*WHAT THE EXERCISE ASKS*:
Single out each line with the word "link" and copy it.

(Extracted records)

● ● ●

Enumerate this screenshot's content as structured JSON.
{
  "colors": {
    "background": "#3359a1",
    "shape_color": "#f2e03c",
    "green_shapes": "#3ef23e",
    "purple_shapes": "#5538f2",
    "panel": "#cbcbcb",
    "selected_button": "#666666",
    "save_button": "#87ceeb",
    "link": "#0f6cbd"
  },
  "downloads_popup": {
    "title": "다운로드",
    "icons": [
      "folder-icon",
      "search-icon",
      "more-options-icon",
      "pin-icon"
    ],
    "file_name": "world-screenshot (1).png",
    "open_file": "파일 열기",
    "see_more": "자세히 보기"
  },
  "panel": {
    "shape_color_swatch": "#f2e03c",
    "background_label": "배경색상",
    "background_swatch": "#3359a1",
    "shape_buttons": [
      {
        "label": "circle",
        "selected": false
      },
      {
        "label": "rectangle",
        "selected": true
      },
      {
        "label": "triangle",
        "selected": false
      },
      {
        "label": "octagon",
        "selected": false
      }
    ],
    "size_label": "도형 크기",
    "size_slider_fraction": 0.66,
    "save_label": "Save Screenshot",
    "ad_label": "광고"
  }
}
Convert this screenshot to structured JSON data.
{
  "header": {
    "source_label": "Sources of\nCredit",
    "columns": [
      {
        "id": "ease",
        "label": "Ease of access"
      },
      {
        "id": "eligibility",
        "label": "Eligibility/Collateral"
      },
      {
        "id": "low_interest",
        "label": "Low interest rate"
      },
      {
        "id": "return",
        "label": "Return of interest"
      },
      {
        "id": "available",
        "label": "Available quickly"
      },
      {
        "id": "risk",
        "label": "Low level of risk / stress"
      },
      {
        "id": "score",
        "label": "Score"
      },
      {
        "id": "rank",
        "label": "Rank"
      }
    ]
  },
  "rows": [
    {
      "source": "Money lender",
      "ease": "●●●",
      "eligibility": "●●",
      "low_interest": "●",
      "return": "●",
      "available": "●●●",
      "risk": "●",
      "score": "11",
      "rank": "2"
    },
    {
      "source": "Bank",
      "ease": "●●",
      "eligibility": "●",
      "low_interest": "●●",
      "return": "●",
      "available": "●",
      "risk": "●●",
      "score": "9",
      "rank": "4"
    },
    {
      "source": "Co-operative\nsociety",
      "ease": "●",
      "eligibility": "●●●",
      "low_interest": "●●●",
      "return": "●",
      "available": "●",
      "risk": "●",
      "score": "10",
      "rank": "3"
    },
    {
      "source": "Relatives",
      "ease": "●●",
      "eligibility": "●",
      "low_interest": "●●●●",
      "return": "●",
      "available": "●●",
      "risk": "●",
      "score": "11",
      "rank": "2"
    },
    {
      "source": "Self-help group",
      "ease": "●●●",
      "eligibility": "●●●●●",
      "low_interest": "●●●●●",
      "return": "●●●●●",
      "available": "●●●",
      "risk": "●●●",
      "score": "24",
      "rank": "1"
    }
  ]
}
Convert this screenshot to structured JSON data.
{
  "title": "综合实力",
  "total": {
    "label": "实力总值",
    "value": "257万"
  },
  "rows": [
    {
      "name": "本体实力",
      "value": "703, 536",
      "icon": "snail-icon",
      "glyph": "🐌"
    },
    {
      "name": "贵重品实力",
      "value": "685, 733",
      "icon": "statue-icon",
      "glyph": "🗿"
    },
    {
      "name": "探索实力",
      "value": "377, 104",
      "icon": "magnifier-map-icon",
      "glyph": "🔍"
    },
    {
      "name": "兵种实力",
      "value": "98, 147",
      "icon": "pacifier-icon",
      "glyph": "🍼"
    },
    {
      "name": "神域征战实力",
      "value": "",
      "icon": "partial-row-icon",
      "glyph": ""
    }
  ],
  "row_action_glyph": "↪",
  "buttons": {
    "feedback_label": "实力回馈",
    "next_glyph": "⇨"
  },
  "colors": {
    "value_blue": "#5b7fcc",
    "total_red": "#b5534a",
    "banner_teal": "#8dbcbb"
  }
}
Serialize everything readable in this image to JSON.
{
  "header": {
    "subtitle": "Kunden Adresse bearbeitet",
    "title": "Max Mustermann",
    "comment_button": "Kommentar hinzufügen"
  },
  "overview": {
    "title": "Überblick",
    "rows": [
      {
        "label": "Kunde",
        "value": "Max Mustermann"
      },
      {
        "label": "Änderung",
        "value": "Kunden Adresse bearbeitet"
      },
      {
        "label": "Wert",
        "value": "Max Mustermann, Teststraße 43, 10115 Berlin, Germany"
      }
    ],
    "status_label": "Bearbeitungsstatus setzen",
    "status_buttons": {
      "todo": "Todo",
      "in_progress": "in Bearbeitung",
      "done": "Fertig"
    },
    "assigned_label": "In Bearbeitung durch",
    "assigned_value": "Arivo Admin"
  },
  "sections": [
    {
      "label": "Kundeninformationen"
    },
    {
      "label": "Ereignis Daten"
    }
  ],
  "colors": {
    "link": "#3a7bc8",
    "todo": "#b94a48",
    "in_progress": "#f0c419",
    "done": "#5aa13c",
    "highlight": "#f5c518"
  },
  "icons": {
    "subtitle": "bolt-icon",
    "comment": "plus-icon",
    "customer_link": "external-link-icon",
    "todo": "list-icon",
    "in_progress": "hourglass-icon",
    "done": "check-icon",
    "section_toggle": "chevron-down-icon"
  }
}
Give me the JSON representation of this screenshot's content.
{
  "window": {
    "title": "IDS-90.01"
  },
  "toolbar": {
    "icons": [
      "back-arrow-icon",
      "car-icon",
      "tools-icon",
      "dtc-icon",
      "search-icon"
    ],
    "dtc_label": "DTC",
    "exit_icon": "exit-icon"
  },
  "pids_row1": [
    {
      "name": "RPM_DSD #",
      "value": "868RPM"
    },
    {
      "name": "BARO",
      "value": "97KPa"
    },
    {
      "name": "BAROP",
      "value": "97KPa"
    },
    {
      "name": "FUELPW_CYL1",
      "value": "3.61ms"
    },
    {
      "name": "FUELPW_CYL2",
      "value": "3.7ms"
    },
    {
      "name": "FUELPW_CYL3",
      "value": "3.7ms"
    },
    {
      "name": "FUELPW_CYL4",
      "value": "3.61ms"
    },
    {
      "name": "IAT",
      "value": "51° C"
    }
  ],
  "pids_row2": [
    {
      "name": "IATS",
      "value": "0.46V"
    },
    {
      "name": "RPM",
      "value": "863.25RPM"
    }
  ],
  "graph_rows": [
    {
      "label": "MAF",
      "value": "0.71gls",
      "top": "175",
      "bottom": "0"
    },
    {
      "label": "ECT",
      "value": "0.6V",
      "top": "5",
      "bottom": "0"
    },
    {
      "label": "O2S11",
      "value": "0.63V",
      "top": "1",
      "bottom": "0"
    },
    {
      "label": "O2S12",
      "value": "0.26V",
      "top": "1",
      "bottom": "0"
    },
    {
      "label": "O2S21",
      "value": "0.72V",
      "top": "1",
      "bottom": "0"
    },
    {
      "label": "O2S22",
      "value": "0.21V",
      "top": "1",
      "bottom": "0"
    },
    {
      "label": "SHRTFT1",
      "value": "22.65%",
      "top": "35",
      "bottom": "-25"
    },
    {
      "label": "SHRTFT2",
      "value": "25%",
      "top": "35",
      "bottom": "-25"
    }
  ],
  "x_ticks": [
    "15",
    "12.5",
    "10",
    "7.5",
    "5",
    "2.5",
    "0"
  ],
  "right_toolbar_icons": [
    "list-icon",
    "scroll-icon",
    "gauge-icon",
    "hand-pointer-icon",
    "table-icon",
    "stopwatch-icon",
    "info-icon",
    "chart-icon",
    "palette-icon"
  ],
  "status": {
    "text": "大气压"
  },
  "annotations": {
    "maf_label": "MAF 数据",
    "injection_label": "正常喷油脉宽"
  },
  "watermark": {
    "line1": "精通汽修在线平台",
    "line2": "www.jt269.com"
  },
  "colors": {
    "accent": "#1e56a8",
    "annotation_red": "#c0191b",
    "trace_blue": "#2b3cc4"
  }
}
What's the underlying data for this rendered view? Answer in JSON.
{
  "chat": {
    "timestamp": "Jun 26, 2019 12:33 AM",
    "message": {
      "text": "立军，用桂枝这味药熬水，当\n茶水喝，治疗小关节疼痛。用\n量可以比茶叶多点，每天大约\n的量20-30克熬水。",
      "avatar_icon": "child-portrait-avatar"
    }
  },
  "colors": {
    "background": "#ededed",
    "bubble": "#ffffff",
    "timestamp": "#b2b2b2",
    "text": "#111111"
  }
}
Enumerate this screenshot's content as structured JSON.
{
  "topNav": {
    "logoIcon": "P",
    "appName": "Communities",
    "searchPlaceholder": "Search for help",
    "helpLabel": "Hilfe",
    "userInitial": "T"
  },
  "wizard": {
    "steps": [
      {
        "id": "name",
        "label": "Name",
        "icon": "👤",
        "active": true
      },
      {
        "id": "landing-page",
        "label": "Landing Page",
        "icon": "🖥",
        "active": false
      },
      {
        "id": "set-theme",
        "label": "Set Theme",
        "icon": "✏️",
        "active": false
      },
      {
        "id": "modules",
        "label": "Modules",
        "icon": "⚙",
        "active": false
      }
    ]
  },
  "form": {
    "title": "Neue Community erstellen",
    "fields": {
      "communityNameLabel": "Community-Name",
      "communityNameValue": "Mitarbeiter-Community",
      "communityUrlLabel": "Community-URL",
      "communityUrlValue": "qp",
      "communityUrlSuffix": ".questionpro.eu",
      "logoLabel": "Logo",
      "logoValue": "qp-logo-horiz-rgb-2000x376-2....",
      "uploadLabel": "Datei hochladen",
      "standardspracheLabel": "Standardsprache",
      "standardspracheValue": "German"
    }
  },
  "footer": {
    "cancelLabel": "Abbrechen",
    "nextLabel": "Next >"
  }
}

● ● ●

*OUTPUT*:
    "link": "#0f6cbd"
    "link": "#3a7bc8",
    "customer_link": "external-link-icon",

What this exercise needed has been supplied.